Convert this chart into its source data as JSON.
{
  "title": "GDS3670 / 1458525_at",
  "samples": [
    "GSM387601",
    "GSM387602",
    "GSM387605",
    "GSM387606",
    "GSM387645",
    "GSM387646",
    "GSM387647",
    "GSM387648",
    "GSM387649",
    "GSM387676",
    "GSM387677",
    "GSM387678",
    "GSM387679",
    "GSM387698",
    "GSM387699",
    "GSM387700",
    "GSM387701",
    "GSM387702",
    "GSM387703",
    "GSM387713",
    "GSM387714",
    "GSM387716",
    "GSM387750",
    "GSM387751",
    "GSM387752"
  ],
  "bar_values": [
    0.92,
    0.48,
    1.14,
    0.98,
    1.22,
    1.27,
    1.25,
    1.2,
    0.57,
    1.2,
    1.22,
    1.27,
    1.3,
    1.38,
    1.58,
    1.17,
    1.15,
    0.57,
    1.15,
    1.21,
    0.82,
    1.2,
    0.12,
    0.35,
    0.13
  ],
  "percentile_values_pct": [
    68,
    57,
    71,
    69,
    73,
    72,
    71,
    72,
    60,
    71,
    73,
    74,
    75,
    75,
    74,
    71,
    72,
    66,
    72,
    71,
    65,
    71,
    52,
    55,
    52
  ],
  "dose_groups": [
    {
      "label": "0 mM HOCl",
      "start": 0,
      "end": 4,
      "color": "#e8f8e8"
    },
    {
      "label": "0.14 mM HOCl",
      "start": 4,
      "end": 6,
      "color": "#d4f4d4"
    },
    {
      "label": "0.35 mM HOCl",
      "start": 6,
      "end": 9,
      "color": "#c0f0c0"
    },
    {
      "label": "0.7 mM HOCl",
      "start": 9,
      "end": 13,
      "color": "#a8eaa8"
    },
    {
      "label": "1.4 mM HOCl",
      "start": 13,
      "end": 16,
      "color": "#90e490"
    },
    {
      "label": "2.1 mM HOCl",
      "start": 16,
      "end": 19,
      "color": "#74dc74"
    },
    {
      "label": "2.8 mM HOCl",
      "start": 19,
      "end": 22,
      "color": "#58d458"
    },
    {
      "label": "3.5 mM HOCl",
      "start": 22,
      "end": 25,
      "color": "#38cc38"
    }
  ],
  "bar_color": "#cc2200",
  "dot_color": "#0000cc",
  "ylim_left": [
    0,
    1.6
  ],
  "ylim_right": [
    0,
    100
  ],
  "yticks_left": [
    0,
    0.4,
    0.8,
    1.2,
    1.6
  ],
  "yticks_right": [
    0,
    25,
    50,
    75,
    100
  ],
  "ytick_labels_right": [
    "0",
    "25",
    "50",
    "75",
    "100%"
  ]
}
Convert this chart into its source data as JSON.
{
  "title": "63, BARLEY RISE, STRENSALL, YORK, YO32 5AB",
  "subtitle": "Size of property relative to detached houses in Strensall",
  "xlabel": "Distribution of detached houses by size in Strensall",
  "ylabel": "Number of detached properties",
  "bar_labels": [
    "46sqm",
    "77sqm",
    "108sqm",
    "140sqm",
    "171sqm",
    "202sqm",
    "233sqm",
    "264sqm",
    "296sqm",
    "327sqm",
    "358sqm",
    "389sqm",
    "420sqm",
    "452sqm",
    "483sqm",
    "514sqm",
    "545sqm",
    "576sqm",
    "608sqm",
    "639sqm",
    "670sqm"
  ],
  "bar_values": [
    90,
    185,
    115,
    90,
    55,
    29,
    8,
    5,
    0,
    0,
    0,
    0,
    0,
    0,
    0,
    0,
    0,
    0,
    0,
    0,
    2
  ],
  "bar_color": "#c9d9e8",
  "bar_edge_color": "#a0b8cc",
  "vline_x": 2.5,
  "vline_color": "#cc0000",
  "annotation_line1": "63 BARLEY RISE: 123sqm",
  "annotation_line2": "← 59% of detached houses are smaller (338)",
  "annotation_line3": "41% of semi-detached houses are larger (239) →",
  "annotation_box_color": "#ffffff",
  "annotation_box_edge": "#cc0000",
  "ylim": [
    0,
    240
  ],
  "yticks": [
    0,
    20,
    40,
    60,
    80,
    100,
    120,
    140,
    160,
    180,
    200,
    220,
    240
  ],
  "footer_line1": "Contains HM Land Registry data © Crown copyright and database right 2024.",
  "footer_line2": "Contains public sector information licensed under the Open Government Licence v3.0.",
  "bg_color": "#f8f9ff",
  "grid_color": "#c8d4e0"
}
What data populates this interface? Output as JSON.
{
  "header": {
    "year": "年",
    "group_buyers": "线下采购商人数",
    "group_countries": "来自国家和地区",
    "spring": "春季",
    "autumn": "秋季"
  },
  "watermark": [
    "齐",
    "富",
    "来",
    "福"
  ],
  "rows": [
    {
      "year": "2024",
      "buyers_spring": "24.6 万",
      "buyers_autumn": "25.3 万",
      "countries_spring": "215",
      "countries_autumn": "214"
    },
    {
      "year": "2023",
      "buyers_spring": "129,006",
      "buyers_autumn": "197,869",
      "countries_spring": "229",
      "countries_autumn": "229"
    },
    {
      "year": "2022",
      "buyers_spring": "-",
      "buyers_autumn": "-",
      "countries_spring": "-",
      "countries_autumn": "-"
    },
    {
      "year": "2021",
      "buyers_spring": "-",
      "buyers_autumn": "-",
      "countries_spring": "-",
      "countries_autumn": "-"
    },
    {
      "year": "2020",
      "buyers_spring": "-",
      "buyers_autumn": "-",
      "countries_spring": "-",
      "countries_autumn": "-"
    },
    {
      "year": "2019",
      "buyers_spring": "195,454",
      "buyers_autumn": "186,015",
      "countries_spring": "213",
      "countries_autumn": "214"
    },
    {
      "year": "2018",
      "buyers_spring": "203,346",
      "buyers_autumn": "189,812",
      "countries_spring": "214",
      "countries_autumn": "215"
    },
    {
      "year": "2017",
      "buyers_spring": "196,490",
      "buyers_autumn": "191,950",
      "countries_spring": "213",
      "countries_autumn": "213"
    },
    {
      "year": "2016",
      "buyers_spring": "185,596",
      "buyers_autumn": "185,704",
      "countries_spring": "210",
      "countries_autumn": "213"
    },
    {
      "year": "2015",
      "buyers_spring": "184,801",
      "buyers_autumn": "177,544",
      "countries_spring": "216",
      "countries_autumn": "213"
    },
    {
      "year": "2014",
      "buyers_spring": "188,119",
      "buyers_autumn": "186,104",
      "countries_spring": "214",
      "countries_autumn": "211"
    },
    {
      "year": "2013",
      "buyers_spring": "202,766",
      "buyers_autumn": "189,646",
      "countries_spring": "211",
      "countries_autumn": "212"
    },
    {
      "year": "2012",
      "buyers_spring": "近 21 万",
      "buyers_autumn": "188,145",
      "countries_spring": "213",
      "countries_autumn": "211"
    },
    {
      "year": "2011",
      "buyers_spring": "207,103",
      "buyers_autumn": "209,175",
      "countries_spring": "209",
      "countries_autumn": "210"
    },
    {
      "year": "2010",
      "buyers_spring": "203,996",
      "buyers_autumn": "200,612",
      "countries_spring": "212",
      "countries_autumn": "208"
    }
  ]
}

======

### TASK DIRECTIONS
Scan the material above. Copy each line that holds the word "RISE".

### WORKED ANSWER
  "title": "63, BARLEY RISE, STRENSALL, YORK, YO32 5AB",
  "annotation_line1": "63 BARLEY RISE: 123sqm",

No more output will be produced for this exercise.